### Goal:
Reproduce each line exactly. Skip none.

### Supplied records:
━━━━━━━━━━

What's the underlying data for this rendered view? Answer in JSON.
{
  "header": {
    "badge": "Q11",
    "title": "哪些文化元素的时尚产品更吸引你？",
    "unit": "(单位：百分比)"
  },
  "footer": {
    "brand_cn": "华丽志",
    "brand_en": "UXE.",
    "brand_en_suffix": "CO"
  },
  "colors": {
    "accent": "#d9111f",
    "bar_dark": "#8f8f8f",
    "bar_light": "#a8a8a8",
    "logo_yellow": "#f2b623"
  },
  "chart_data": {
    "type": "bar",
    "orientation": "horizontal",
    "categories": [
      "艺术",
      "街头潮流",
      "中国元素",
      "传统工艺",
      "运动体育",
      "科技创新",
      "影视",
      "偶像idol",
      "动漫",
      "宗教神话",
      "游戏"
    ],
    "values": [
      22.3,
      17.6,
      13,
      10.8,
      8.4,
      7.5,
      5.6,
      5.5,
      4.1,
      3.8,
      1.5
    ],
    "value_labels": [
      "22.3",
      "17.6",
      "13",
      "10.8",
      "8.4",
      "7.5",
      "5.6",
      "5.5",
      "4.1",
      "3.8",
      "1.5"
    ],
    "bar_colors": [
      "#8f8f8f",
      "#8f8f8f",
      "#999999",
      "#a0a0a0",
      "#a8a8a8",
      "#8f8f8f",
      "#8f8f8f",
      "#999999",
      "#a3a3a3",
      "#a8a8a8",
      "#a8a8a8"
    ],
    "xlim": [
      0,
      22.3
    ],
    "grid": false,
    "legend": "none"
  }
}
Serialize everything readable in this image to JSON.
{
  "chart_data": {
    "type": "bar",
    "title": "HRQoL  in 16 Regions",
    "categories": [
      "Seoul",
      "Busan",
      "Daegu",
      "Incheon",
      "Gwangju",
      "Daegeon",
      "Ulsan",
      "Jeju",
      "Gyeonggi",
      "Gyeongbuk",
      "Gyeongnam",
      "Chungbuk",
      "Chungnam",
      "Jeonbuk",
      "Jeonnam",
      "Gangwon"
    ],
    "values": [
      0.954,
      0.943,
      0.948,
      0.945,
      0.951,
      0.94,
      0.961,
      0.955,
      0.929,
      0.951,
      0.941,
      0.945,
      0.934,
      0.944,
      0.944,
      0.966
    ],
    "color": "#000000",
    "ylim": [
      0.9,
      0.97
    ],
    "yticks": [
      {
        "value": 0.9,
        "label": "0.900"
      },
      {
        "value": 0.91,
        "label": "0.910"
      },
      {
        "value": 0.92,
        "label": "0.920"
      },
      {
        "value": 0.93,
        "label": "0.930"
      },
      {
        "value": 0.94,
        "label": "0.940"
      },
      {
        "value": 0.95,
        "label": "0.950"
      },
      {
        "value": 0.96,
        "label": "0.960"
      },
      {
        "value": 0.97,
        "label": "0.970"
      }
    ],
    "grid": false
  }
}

━━━━━━━━━━

### Response to the exercise:
What's the underlying data for this rendered view? Answer in JSON.
{
  "header": {
    "badge": "Q11",
    "title": "哪些文化元素的时尚产品更吸引你？",
    "unit": "(单位：百分比)"
  },
  "footer": {
    "brand_cn": "华丽志",
    "brand_en": "UXE.",
    "brand_en_suffix": "CO"
  },
  "colors": {
    "accent": "#d9111f",
    "bar_dark": "#8f8f8f",
    "bar_light": "#a8a8a8",
    "logo_yellow": "#f2b623"
  },
  "chart_data": {
    "type": "bar",
    "orientation": "horizontal",
    "categories": [
      "艺术",
      "街头潮流",
      "中国元素",
      "传统工艺",
      "运动体育",
      "科技创新",
      "影视",
      "偶像idol",
      "动漫",
      "宗教神话",
      "游戏"
    ],
    "values": [
      22.3,
      17.6,
      13,
      10.8,
      8.4,
      7.5,
      5.6,
      5.5,
      4.1,
      3.8,
      1.5
    ],
    "value_labels": [
      "22.3",
      "17.6",
      "13",
      "10.8",
      "8.4",
      "7.5",
      "5.6",
      "5.5",
      "4.1",
      "3.8",
      "1.5"
    ],
    "bar_colors": [
      "#8f8f8f",
      "#8f8f8f",
      "#999999",
      "#a0a0a0",
      "#a8a8a8",
      "#8f8f8f",
      "#8f8f8f",
      "#999999",
      "#a3a3a3",
      "#a8a8a8",
      "#a8a8a8"
    ],
    "xlim": [
      0,
      22.3
    ],
    "grid": false,
    "legend": "none"
  }
}
Serialize everything readable in this image to JSON.
{
  "chart_data": {
    "type": "bar",
    "title": "HRQoL  in 16 Regions",
    "categories": [
      "Seoul",
      "Busan",
      "Daegu",
      "Incheon",
      "Gwangju",
      "Daegeon",
      "Ulsan",
      "Jeju",
      "Gyeonggi",
      "Gyeongbuk",
      "Gyeongnam",
      "Chungbuk",
      "Chungnam",
      "Jeonbuk",
      "Jeonnam",
      "Gangwon"
    ],
    "values": [
      0.954,
      0.943,
      0.948,
      0.945,
      0.951,
      0.94,
      0.961,
      0.955,
      0.929,
      0.951,
      0.941,
      0.945,
      0.934,
      0.944,
      0.944,
      0.966
    ],
    "color": "#000000",
    "ylim": [
      0.9,
      0.97
    ],
    "yticks": [
      {
        "value": 0.9,
        "label": "0.900"
      },
      {
        "value": 0.91,
        "label": "0.910"
      },
      {
        "value": 0.92,
        "label": "0.920"
      },
      {
        "value": 0.93,
        "label": "0.930"
      },
      {
        "value": 0.94,
        "label": "0.940"
      },
      {
        "value": 0.95,
        "label": "0.950"
      },
      {
        "value": 0.96,
        "label": "0.960"
      },
      {
        "value": 0.97,
        "label": "0.970"
      }
    ],
    "grid": false
  }
}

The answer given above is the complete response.